- Given exercise: Count every line that has "Conway" in it and give the total, nothing more.

- Input material:

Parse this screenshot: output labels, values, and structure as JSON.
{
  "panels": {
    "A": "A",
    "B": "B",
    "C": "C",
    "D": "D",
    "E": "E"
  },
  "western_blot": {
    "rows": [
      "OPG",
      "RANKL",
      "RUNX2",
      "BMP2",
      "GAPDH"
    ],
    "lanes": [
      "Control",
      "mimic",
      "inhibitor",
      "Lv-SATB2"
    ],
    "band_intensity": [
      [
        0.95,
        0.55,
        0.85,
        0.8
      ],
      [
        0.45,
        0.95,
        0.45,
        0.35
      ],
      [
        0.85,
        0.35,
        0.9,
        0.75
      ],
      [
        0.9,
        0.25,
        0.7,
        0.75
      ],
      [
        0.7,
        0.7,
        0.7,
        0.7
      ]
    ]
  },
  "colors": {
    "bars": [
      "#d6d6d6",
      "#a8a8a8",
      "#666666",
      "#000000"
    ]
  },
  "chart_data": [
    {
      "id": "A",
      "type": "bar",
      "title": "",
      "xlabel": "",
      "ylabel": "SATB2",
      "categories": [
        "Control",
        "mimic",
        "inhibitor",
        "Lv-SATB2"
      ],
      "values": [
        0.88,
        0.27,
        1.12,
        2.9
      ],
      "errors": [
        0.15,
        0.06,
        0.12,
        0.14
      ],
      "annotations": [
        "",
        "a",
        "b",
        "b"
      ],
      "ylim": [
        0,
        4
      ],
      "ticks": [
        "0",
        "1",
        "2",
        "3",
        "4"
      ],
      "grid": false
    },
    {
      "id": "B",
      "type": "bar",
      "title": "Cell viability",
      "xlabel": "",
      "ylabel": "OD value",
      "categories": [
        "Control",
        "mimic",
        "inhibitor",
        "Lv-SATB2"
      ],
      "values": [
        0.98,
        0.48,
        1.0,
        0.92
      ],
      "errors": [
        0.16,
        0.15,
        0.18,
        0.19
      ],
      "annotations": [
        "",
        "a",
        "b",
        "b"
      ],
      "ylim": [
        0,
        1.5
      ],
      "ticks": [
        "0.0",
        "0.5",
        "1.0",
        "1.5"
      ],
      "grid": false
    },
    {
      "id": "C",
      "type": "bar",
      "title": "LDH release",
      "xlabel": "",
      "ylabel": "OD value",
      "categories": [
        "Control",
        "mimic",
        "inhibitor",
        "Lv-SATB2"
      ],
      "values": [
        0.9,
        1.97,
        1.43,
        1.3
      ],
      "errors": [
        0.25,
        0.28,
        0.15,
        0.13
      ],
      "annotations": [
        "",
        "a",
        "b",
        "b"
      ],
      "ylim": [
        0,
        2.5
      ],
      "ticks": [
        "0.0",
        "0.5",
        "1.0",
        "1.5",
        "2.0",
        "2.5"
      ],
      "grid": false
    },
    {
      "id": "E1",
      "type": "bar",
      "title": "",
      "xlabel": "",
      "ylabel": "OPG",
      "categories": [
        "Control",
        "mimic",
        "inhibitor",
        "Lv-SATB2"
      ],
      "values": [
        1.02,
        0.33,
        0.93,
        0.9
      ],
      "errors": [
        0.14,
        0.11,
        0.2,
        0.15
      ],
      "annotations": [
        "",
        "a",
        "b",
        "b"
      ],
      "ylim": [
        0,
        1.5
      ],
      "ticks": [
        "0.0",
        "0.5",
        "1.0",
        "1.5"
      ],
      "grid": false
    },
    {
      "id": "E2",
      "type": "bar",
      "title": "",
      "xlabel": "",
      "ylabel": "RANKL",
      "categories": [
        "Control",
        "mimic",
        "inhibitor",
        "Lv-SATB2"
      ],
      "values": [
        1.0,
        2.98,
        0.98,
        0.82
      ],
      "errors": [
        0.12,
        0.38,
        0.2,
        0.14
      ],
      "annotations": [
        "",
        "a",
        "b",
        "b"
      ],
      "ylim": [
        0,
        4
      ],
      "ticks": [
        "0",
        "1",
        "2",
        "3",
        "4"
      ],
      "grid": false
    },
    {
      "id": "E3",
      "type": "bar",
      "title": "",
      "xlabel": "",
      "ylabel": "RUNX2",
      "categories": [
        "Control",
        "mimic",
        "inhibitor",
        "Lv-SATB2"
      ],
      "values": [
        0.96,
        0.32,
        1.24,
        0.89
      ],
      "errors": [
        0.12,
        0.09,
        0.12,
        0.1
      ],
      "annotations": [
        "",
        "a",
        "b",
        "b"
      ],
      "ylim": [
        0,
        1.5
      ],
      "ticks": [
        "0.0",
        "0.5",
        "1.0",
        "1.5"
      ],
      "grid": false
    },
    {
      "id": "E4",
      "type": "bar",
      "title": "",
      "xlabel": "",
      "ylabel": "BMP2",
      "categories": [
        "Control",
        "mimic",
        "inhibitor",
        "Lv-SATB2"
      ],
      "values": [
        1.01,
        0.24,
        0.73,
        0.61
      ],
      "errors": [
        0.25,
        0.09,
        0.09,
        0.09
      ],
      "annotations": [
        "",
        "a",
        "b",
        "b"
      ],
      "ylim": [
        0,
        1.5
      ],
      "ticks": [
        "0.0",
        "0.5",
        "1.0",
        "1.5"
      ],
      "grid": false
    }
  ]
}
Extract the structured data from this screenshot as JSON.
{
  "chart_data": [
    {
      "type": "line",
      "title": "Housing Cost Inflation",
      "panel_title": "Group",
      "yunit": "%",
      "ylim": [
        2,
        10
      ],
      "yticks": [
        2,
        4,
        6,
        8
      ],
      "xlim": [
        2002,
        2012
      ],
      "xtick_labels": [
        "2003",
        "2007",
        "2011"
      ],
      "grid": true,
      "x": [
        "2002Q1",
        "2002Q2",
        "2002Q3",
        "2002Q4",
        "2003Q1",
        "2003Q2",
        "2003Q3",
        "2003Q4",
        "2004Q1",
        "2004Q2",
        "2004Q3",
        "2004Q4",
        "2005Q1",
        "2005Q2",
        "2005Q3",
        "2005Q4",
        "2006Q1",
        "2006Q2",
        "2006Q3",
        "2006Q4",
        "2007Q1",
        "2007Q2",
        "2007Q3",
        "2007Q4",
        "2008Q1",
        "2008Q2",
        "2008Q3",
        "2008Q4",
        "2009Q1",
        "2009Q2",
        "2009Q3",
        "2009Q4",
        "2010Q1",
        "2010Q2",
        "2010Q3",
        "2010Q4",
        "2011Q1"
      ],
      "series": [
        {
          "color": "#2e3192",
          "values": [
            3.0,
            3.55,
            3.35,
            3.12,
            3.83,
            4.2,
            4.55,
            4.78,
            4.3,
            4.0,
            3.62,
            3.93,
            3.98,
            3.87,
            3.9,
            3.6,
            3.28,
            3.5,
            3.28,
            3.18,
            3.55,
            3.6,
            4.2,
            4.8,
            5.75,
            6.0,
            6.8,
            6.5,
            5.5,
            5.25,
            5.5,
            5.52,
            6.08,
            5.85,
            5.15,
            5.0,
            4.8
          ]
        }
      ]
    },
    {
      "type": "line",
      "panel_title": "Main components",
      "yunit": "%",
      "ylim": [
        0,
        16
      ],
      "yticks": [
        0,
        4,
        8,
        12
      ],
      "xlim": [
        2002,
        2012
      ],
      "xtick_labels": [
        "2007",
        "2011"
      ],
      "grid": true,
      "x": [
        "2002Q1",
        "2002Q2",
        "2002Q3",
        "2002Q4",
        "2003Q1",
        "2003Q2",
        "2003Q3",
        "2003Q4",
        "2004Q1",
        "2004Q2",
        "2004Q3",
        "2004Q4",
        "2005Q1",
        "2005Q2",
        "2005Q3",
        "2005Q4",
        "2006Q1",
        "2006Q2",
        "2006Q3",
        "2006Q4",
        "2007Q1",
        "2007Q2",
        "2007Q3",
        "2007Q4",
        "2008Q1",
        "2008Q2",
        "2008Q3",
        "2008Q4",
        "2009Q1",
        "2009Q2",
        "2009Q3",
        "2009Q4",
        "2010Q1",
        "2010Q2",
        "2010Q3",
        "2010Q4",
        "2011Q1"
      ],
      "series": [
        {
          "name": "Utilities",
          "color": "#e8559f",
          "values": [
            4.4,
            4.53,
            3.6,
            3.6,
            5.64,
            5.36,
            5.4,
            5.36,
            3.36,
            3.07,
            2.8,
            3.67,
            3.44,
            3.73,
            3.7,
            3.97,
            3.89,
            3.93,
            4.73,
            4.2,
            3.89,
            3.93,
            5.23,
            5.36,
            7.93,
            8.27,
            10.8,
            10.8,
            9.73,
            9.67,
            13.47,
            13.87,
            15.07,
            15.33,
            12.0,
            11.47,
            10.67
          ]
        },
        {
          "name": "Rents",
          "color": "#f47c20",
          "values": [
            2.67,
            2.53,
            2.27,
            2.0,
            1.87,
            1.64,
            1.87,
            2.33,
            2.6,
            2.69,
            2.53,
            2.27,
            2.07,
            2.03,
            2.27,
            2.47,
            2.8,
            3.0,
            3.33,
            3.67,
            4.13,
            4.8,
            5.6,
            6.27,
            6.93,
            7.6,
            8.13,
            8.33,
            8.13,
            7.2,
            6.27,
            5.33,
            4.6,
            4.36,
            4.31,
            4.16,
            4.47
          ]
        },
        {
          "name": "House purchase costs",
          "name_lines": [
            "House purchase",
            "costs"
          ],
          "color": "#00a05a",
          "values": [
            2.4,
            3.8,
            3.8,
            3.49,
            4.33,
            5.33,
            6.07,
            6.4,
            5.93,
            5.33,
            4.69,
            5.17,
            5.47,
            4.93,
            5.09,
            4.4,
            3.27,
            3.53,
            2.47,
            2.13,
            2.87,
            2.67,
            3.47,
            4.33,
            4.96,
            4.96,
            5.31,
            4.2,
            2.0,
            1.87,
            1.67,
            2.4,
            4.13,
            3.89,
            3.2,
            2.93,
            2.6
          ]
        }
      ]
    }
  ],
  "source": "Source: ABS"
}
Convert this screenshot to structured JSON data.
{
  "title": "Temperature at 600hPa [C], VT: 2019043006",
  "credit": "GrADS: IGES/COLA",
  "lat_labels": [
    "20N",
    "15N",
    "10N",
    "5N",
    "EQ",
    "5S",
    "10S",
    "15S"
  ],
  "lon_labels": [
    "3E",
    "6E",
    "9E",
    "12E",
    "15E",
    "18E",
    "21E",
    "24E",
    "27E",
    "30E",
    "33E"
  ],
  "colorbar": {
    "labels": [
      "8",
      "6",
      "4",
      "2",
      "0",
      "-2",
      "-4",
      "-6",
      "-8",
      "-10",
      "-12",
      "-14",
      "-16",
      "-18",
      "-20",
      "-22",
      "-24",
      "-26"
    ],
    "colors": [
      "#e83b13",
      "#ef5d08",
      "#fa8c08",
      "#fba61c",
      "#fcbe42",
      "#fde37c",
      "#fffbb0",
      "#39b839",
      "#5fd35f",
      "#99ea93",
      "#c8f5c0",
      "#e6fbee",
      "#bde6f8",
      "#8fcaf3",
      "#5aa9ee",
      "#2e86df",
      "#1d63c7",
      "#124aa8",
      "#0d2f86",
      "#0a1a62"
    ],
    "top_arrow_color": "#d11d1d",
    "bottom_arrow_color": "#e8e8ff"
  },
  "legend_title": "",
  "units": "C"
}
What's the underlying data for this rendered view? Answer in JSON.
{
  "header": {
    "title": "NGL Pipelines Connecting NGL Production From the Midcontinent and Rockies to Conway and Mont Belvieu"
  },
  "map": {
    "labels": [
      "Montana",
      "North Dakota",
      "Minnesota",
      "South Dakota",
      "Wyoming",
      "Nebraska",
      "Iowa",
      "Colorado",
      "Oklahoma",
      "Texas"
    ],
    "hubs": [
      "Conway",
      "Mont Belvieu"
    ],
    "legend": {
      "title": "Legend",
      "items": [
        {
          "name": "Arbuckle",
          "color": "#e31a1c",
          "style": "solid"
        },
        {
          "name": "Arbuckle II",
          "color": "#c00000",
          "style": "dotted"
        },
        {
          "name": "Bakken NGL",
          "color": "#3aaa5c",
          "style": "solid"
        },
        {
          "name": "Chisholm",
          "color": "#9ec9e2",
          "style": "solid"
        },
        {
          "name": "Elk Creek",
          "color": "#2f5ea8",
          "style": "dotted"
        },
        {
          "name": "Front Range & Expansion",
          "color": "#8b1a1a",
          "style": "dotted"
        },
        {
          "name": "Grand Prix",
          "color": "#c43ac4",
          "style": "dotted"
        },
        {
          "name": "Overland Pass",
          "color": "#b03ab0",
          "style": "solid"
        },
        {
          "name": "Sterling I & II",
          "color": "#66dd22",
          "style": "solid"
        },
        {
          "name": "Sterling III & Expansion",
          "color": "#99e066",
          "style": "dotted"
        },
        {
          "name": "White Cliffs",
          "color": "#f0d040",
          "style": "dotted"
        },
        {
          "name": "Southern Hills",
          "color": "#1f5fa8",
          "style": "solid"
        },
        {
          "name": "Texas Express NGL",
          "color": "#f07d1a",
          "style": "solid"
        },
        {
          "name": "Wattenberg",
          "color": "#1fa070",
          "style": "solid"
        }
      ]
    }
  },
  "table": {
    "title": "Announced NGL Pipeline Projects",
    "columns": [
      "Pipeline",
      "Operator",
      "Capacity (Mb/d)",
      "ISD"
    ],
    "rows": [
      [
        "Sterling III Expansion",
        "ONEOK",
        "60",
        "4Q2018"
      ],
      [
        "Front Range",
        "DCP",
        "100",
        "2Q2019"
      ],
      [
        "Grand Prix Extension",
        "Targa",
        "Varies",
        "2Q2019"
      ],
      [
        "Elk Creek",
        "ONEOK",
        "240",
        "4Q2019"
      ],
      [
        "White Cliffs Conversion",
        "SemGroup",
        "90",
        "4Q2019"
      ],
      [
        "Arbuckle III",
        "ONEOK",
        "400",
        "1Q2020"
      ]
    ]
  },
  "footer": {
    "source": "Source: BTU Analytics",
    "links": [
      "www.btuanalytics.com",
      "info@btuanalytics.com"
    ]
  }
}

- Answer to the task: 2